__Requirements__
Show all lines from the listing below that contain "JSON".

__Exercise input__
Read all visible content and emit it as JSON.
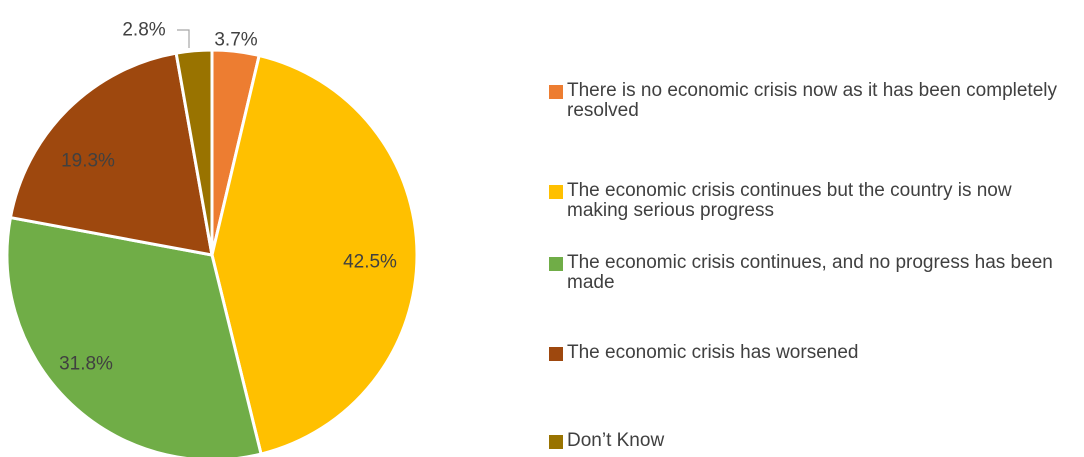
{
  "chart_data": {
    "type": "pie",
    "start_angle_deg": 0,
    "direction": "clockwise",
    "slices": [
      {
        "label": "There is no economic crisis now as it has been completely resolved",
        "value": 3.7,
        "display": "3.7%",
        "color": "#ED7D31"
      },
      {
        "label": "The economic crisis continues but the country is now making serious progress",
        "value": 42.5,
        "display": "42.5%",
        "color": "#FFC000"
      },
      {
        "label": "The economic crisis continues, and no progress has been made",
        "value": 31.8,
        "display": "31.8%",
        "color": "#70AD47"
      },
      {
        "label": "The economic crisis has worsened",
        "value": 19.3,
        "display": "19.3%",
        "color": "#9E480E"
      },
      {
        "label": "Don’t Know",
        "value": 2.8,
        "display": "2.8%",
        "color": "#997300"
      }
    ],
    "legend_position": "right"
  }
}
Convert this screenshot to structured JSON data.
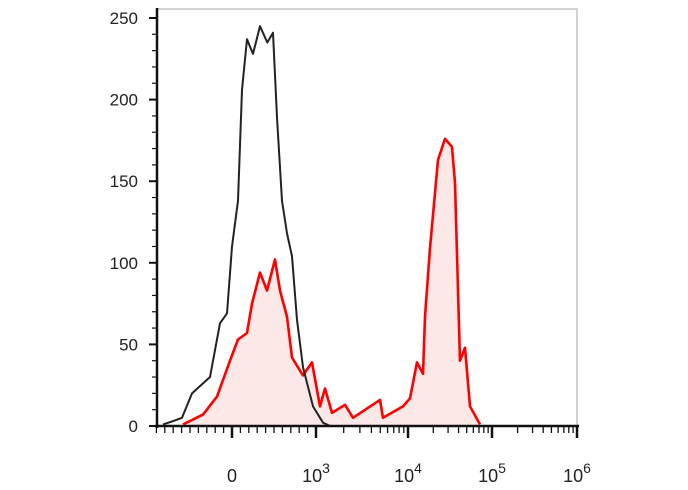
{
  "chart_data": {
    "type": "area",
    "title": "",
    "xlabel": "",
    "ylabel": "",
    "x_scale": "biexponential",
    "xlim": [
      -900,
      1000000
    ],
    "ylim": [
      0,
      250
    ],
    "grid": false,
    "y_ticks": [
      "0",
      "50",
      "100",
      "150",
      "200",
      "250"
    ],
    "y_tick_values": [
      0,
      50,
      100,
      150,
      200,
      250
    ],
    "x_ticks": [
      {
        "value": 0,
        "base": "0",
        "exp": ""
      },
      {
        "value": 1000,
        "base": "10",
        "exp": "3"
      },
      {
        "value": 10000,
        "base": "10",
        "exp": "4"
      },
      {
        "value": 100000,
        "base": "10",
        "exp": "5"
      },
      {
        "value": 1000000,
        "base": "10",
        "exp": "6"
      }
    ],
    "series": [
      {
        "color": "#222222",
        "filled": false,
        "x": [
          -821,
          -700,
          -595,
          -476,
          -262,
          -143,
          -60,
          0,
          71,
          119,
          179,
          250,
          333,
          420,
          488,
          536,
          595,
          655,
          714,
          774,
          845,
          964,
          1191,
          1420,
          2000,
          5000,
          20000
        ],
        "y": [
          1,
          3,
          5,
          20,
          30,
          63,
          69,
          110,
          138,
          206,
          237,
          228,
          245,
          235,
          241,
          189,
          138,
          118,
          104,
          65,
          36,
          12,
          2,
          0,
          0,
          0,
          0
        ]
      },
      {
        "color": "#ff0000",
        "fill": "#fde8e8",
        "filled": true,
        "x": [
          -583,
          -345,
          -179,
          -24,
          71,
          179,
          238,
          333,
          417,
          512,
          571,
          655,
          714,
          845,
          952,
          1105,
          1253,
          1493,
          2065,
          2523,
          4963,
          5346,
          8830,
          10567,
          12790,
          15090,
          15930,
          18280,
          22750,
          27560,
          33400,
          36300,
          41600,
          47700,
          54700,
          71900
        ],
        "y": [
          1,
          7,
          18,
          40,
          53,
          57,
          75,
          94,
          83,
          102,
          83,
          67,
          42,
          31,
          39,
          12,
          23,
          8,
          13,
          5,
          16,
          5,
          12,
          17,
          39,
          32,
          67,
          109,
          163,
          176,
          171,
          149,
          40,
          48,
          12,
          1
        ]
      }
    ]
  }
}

__Task answer__
Read all visible content and emit it as JSON.
Convert this screenshot to structured JSON data.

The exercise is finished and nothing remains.